TASK BRIEF:
Return each line that holds the word "screenshot".

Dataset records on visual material
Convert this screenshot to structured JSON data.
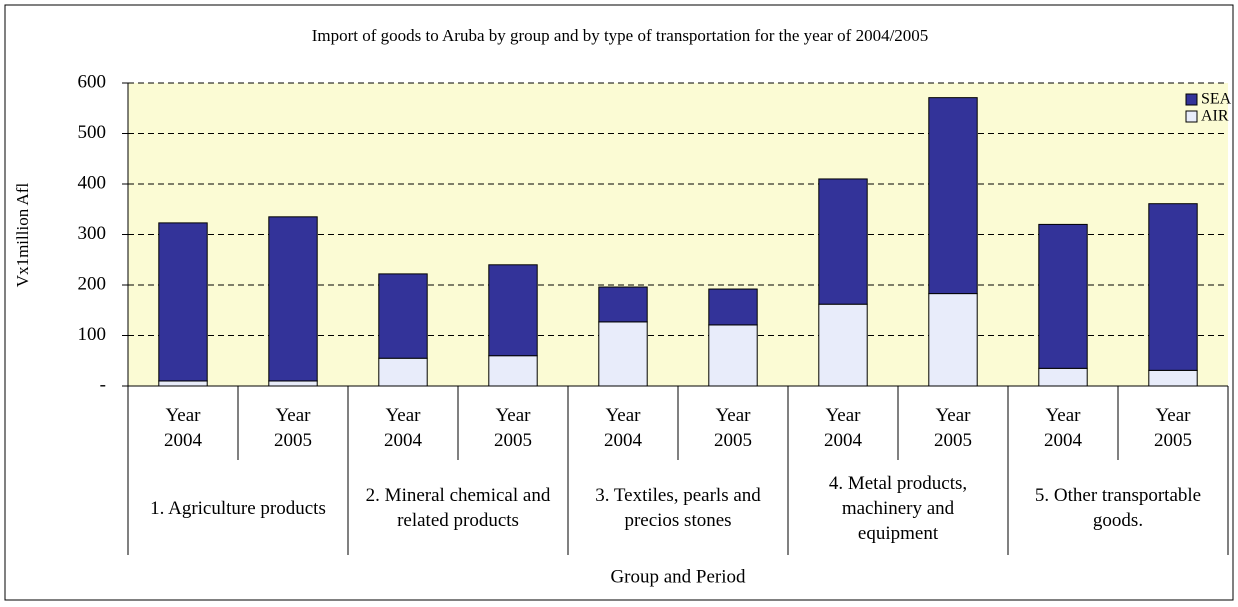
{
  "chart_data": {
    "type": "stacked_bar",
    "title": "Import of goods to Aruba by group and by type of transportation for the year of 2004/2005",
    "y_label": "Vx1million Afl",
    "x_label": "Group and Period",
    "categories": [
      "Year 2004",
      "Year 2005",
      "Year 2004",
      "Year 2005",
      "Year 2004",
      "Year 2005",
      "Year 2004",
      "Year 2005",
      "Year 2004",
      "Year 2005"
    ],
    "groups": [
      "1. Agriculture products",
      "2. Mineral chemical and related products",
      "3. Textiles, pearls and precios stones",
      "4. Metal products, machinery and equipment",
      "5. Other transportable goods."
    ],
    "series": [
      {
        "name": "AIR",
        "color": "#e8ecfa",
        "values": [
          10,
          10,
          55,
          60,
          127,
          121,
          162,
          183,
          35,
          31
        ]
      },
      {
        "name": "SEA",
        "color": "#333399",
        "values": [
          313,
          325,
          167,
          180,
          69,
          71,
          248,
          388,
          285,
          330
        ]
      }
    ],
    "ylim": [
      0,
      600
    ],
    "yticks": [
      {
        "value": 0,
        "label": "-"
      },
      100,
      200,
      300,
      400,
      500,
      600
    ],
    "grid": true,
    "legend": "upper right",
    "plot_background": "#fbfbd4"
  }
}
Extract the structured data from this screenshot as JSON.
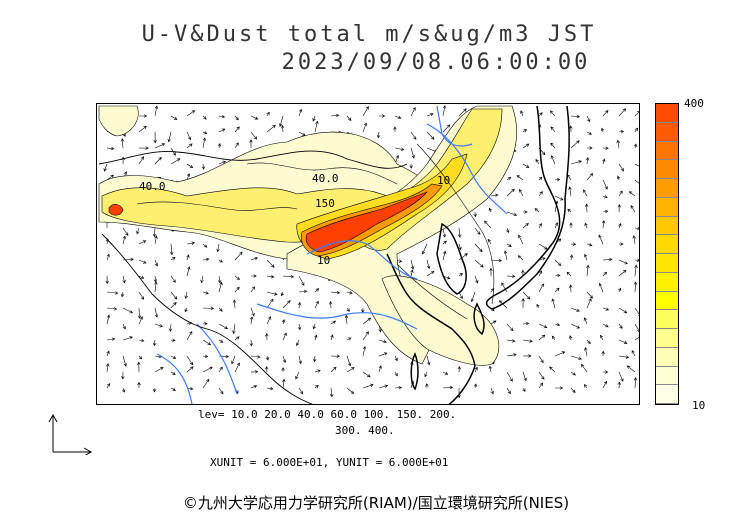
{
  "title": {
    "line1": "U-V&Dust total m/s&ug/m3 JST",
    "line2": "2023/09/08.06:00:00"
  },
  "colorbar": {
    "max_label": "400",
    "min_label": "10",
    "colors": [
      "#ffffe8",
      "#ffffd8",
      "#ffffb8",
      "#ffff90",
      "#ffff60",
      "#ffff00",
      "#fff200",
      "#ffe600",
      "#ffd900",
      "#ffc800",
      "#ffb400",
      "#ff9c00",
      "#ff8a00",
      "#ff7400",
      "#ff5a00",
      "#ff4a00"
    ]
  },
  "map": {
    "contour_labels": [
      "40.0",
      "40.0",
      "150",
      "10",
      "10"
    ],
    "land_color": "#ffffff",
    "river_color": "#3a7bff",
    "dust_colors": {
      "low": "#fffbd0",
      "mid": "#ffef70",
      "high": "#ffdc20",
      "very_high": "#ff9a00",
      "peak": "#ff4000"
    }
  },
  "levels": {
    "line1": "lev= 10.0 20.0 40.0 60.0 100. 150. 200.",
    "line2": "300. 400."
  },
  "units": "XUNIT = 6.000E+01, YUNIT = 6.000E+01",
  "credit": "©九州大学応用力学研究所(RIAM)/国立環境研究所(NIES)"
}
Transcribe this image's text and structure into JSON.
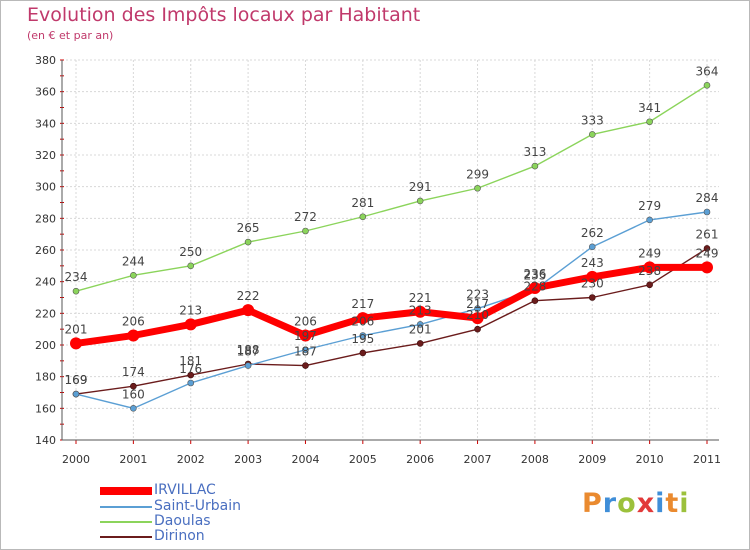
{
  "title": "Evolution des Impôts locaux par Habitant",
  "subtitle": "(en € et par an)",
  "logo": {
    "letters": [
      "P",
      "r",
      "o",
      "x",
      "i",
      "t",
      "i"
    ],
    "colors": [
      "#ea8a2f",
      "#3f8ed8",
      "#9cc13c",
      "#e23a3a",
      "#3f8ed8",
      "#ea8a2f",
      "#9cc13c"
    ]
  },
  "chart_data": {
    "type": "line",
    "title": "Evolution des Impôts locaux par Habitant",
    "subtitle": "(en € et par an)",
    "x": [
      "2000",
      "2001",
      "2002",
      "2003",
      "2004",
      "2005",
      "2006",
      "2007",
      "2008",
      "2009",
      "2010",
      "2011"
    ],
    "ylim": [
      140,
      380
    ],
    "yticks": [
      140,
      160,
      180,
      200,
      220,
      240,
      260,
      280,
      300,
      320,
      340,
      360,
      380
    ],
    "grid": true,
    "legend_position": "bottom-left",
    "series": [
      {
        "name": "IRVILLAC",
        "color": "#ff0000",
        "values": [
          201,
          206,
          213,
          222,
          206,
          217,
          221,
          217,
          236,
          243,
          249,
          249
        ]
      },
      {
        "name": "Saint-Urbain",
        "color": "#5b9fd4",
        "values": [
          169,
          160,
          176,
          187,
          197,
          206,
          213,
          223,
          235,
          262,
          279,
          284
        ]
      },
      {
        "name": "Daoulas",
        "color": "#8bd45b",
        "values": [
          234,
          244,
          250,
          265,
          272,
          281,
          291,
          299,
          313,
          333,
          341,
          364
        ]
      },
      {
        "name": "Dirinon",
        "color": "#6b1c1c",
        "values": [
          169,
          174,
          181,
          188,
          187,
          195,
          201,
          210,
          228,
          230,
          238,
          261
        ]
      }
    ]
  }
}
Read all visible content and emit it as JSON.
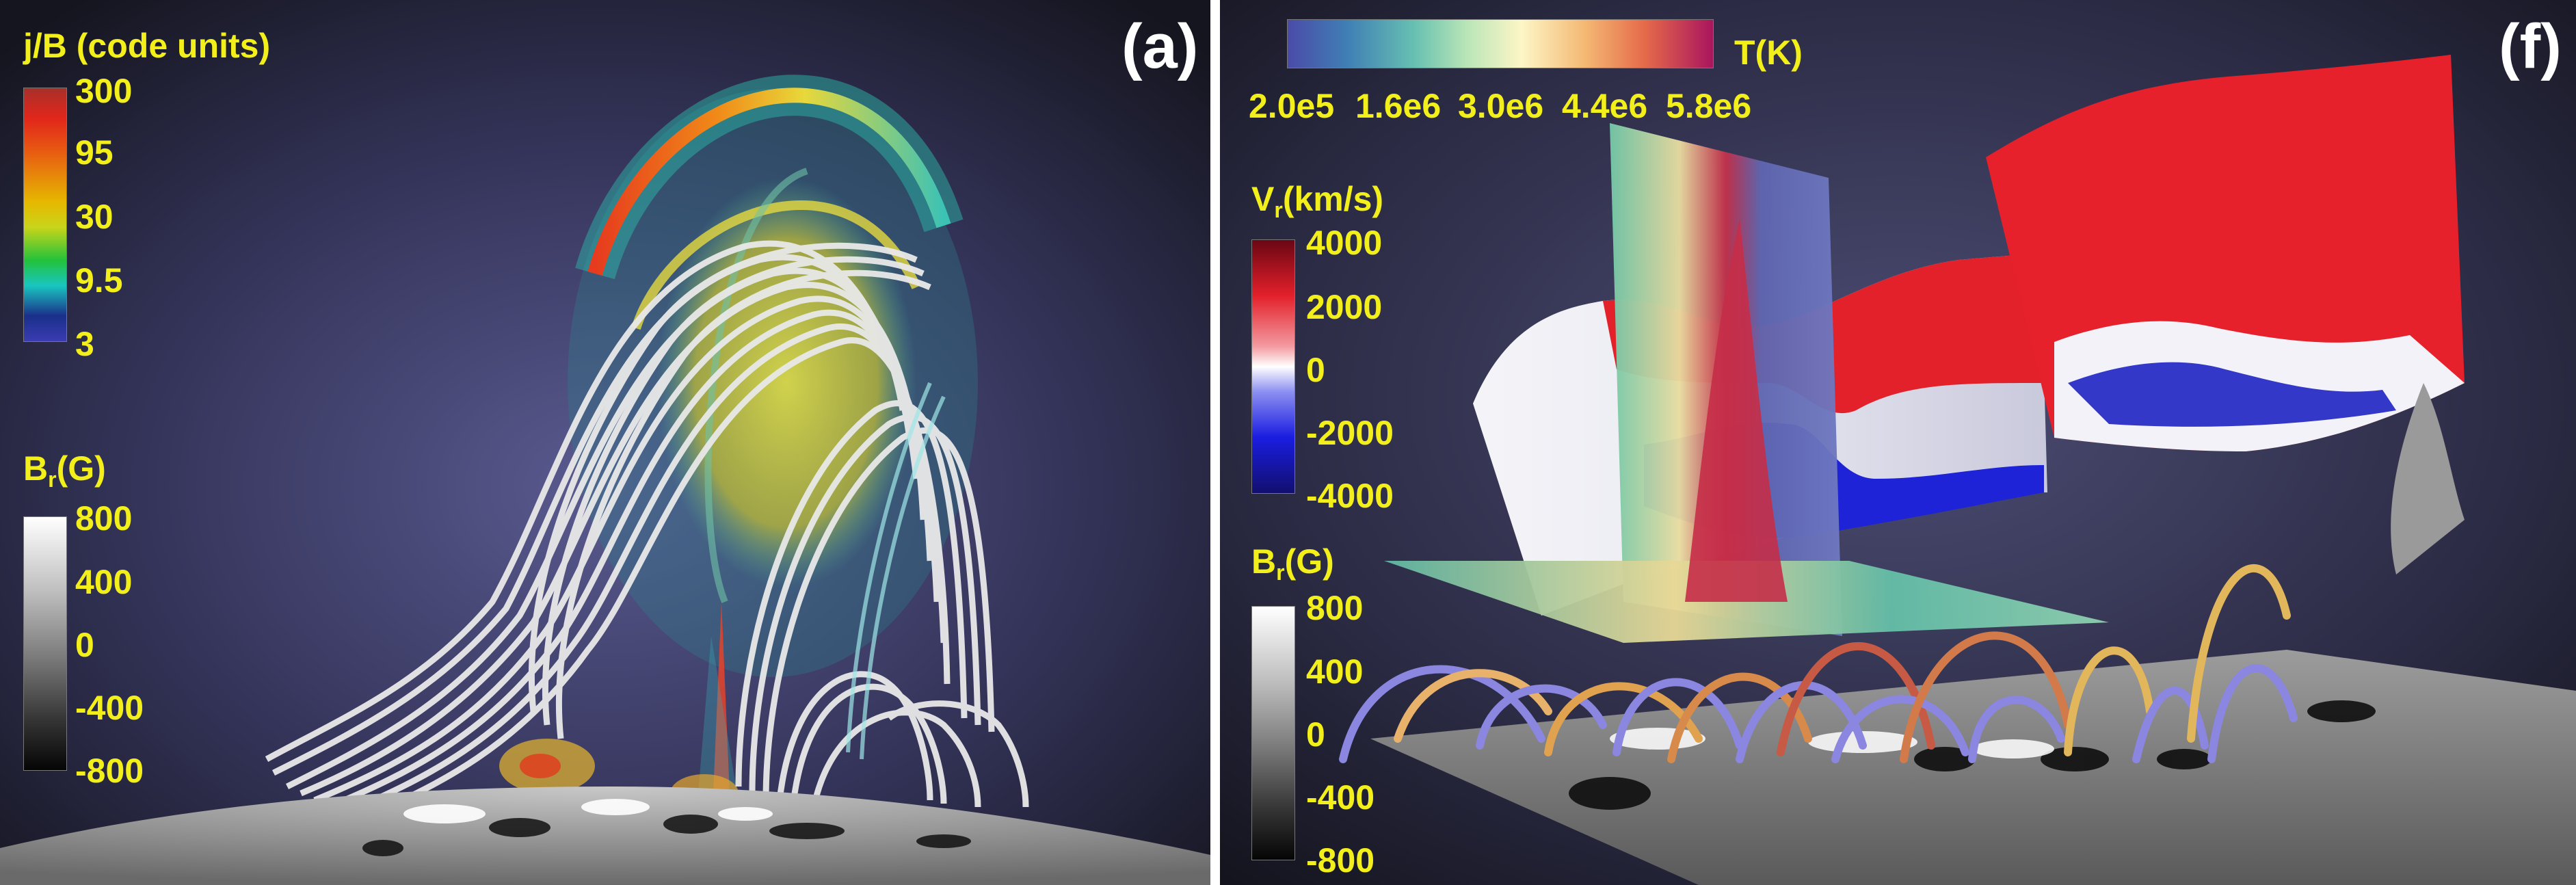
{
  "panels": [
    {
      "label": "(a)",
      "colorbars": [
        {
          "title": "j/B (code units)",
          "ticks": [
            "300",
            "95",
            "30",
            "9.5",
            "3"
          ]
        },
        {
          "title_main": "B",
          "title_sub": "r",
          "title_unit": "(G)",
          "ticks": [
            "800",
            "400",
            "0",
            "-400",
            "-800"
          ]
        }
      ]
    },
    {
      "label": "(f)",
      "colorbars": [
        {
          "title": "T(K)",
          "ticks": [
            "2.0e5",
            "1.6e6",
            "3.0e6",
            "4.4e6",
            "5.8e6"
          ]
        },
        {
          "title_main": "V",
          "title_sub": "r",
          "title_unit": "(km/s)",
          "ticks": [
            "4000",
            "2000",
            "0",
            "-2000",
            "-4000"
          ]
        },
        {
          "title_main": "B",
          "title_sub": "r",
          "title_unit": "(G)",
          "ticks": [
            "800",
            "400",
            "0",
            "-400",
            "-800"
          ]
        }
      ]
    }
  ],
  "colors": {
    "label_yellow": "#f2ef1a",
    "background_dark": "#1a1a2e",
    "background_glow": "#4a4a78"
  }
}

SOLUTION TO THIS EXERCISE:
Convert this screenshot to structured JSON data.
Extract the structured data from this screenshot as JSON.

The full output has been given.